## Direction
Each line that follows is to be retyped exactly.
____________
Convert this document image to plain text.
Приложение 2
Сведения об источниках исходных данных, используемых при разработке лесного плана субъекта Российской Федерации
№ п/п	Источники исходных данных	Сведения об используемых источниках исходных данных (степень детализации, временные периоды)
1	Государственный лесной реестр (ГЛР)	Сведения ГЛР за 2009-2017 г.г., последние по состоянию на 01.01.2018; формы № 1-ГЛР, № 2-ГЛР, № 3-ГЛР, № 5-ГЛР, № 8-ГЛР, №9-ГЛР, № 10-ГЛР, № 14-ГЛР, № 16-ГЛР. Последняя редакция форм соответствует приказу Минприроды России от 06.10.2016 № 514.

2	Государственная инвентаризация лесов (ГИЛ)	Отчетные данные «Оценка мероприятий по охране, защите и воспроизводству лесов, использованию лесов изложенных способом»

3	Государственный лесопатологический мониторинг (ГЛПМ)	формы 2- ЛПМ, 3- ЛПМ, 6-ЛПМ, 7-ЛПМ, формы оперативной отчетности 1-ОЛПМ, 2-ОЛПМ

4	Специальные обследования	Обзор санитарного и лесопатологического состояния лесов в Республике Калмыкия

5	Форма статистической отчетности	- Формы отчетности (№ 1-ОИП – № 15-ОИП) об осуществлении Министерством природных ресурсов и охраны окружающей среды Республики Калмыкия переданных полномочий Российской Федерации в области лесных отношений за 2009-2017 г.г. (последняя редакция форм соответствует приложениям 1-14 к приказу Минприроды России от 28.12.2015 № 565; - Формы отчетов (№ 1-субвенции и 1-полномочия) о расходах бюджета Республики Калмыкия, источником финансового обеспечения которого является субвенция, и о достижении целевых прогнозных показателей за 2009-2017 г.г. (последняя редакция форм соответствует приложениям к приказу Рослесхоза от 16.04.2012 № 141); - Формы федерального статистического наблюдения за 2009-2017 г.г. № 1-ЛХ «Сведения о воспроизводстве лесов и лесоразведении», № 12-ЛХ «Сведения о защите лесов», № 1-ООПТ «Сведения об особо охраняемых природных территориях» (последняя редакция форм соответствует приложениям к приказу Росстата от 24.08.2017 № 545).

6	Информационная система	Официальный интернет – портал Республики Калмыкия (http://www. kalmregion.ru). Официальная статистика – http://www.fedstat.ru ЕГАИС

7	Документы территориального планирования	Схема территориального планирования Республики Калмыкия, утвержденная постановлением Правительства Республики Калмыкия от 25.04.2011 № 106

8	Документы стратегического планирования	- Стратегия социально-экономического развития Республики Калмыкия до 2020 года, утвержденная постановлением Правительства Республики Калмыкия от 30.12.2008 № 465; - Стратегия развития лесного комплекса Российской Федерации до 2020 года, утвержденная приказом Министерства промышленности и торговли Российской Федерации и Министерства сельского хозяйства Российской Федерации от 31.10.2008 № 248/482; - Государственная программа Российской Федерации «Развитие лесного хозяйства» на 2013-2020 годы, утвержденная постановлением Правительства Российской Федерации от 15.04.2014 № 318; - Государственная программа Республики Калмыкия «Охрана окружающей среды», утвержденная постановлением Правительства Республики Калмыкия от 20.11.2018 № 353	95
____________
## Solution for this exercise
Convert this document image to plain text.
Приложение 2
Сведения об источниках исходных данных, используемых при разработке лесного плана субъекта Российской Федерации
№ п/п	Источники исходных данных	Сведения об используемых источниках исходных данных (степень детализации, временные периоды)
1	Государственный лесной реестр (ГЛР)	Сведения ГЛР за 2009-2017 г.г., последние по состоянию на 01.01.2018; формы № 1-ГЛР, № 2-ГЛР, № 3-ГЛР, № 5-ГЛР, № 8-ГЛР, №9-ГЛР, № 10-ГЛР, № 14-ГЛР, № 16-ГЛР. Последняя редакция форм соответствует приказу Минприроды России от 06.10.2016 № 514.

2	Государственная инвентаризация лесов (ГИЛ)	Отчетные данные «Оценка мероприятий по охране, защите и воспроизводству лесов, использованию лесов изложенных способом»

3	Государственный лесопатологический мониторинг (ГЛПМ)	формы 2- ЛПМ, 3- ЛПМ, 6-ЛПМ, 7-ЛПМ, формы оперативной отчетности 1-ОЛПМ, 2-ОЛПМ

4	Специальные обследования	Обзор санитарного и лесопатологического состояния лесов в Республике Калмыкия

5	Форма статистической отчетности	- Формы отчетности (№ 1-ОИП – № 15-ОИП) об осуществлении Министерством природных ресурсов и охраны окружающей среды Республики Калмыкия переданных полномочий Российской Федерации в области лесных отношений за 2009-2017 г.г. (последняя редакция форм соответствует приложениям 1-14 к приказу Минприроды России от 28.12.2015 № 565; - Формы отчетов (№ 1-субвенции и 1-полномочия) о расходах бюджета Республики Калмыкия, источником финансового обеспечения которого является субвенция, и о достижении целевых прогнозных показателей за 2009-2017 г.г. (последняя редакция форм соответствует приложениям к приказу Рослесхоза от 16.04.2012 № 141); - Формы федерального статистического наблюдения за 2009-2017 г.г. № 1-ЛХ «Сведения о воспроизводстве лесов и лесоразведении», № 12-ЛХ «Сведения о защите лесов», № 1-ООПТ «Сведения об особо охраняемых природных территориях» (последняя редакция форм соответствует приложениям к приказу Росстата от 24.08.2017 № 545).

6	Информационная система	Официальный интернет – портал Республики Калмыкия (http://www. kalmregion.ru). Официальная статистика – http://www.fedstat.ru ЕГАИС

7	Документы территориального планирования	Схема территориального планирования Республики Калмыкия, утвержденная постановлением Правительства Республики Калмыкия от 25.04.2011 № 106

8	Документы стратегического планирования	- Стратегия социально-экономического развития Республики Калмыкия до 2020 года, утвержденная постановлением Правительства Республики Калмыкия от 30.12.2008 № 465; - Стратегия развития лесного комплекса Российской Федерации до 2020 года, утвержденная приказом Министерства промышленности и торговли Российской Федерации и Министерства сельского хозяйства Российской Федерации от 31.10.2008 № 248/482; - Государственная программа Российской Федерации «Развитие лесного хозяйства» на 2013-2020 годы, утвержденная постановлением Правительства Российской Федерации от 15.04.2014 № 318; - Государственная программа Республики Калмыкия «Охрана окружающей среды», утвержденная постановлением Правительства Республики Калмыкия от 20.11.2018 № 353	95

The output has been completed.